**Work to be completed:**
Write out each record again exactly as it stands.

*** Entries ***

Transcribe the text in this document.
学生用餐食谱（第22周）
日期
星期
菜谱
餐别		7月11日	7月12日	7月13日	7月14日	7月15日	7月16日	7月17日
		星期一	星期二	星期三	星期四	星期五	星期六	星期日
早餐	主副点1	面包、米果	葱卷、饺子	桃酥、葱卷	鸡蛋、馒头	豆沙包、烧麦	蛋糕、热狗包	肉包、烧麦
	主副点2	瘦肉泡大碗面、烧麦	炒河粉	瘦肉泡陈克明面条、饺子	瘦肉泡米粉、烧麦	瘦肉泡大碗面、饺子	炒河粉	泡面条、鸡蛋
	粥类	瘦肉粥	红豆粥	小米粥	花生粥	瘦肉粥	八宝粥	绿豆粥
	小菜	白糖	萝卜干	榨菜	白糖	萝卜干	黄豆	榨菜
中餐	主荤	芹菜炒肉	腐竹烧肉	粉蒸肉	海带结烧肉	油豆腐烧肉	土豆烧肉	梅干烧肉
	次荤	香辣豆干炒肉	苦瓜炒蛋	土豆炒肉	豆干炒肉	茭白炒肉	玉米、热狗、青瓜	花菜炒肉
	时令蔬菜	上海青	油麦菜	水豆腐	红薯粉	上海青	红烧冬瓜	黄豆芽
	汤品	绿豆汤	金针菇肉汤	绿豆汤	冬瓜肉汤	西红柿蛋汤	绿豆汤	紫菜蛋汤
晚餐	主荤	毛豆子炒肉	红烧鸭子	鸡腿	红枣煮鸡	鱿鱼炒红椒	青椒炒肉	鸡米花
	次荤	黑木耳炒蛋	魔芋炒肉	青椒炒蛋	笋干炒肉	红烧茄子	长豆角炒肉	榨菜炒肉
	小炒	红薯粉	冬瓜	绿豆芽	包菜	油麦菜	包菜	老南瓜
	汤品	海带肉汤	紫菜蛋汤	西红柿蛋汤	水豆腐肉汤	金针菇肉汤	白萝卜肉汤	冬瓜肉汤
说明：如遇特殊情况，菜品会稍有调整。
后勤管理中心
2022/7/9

***

**Response to the task:**
Transcribe the text in this document.
学生用餐食谱（第22周）
日期
星期
菜谱
餐别		7月11日	7月12日	7月13日	7月14日	7月15日	7月16日	7月17日
		星期一	星期二	星期三	星期四	星期五	星期六	星期日
早餐	主副点1	面包、米果	葱卷、饺子	桃酥、葱卷	鸡蛋、馒头	豆沙包、烧麦	蛋糕、热狗包	肉包、烧麦
	主副点2	瘦肉泡大碗面、烧麦	炒河粉	瘦肉泡陈克明面条、饺子	瘦肉泡米粉、烧麦	瘦肉泡大碗面、饺子	炒河粉	泡面条、鸡蛋
	粥类	瘦肉粥	红豆粥	小米粥	花生粥	瘦肉粥	八宝粥	绿豆粥
	小菜	白糖	萝卜干	榨菜	白糖	萝卜干	黄豆	榨菜
中餐	主荤	芹菜炒肉	腐竹烧肉	粉蒸肉	海带结烧肉	油豆腐烧肉	土豆烧肉	梅干烧肉
	次荤	香辣豆干炒肉	苦瓜炒蛋	土豆炒肉	豆干炒肉	茭白炒肉	玉米、热狗、青瓜	花菜炒肉
	时令蔬菜	上海青	油麦菜	水豆腐	红薯粉	上海青	红烧冬瓜	黄豆芽
	汤品	绿豆汤	金针菇肉汤	绿豆汤	冬瓜肉汤	西红柿蛋汤	绿豆汤	紫菜蛋汤
晚餐	主荤	毛豆子炒肉	红烧鸭子	鸡腿	红枣煮鸡	鱿鱼炒红椒	青椒炒肉	鸡米花
	次荤	黑木耳炒蛋	魔芋炒肉	青椒炒蛋	笋干炒肉	红烧茄子	长豆角炒肉	榨菜炒肉
	小炒	红薯粉	冬瓜	绿豆芽	包菜	油麦菜	包菜	老南瓜
	汤品	海带肉汤	紫菜蛋汤	西红柿蛋汤	水豆腐肉汤	金针菇肉汤	白萝卜肉汤	冬瓜肉汤
说明：如遇特殊情况，菜品会稍有调整。
后勤管理中心
2022/7/9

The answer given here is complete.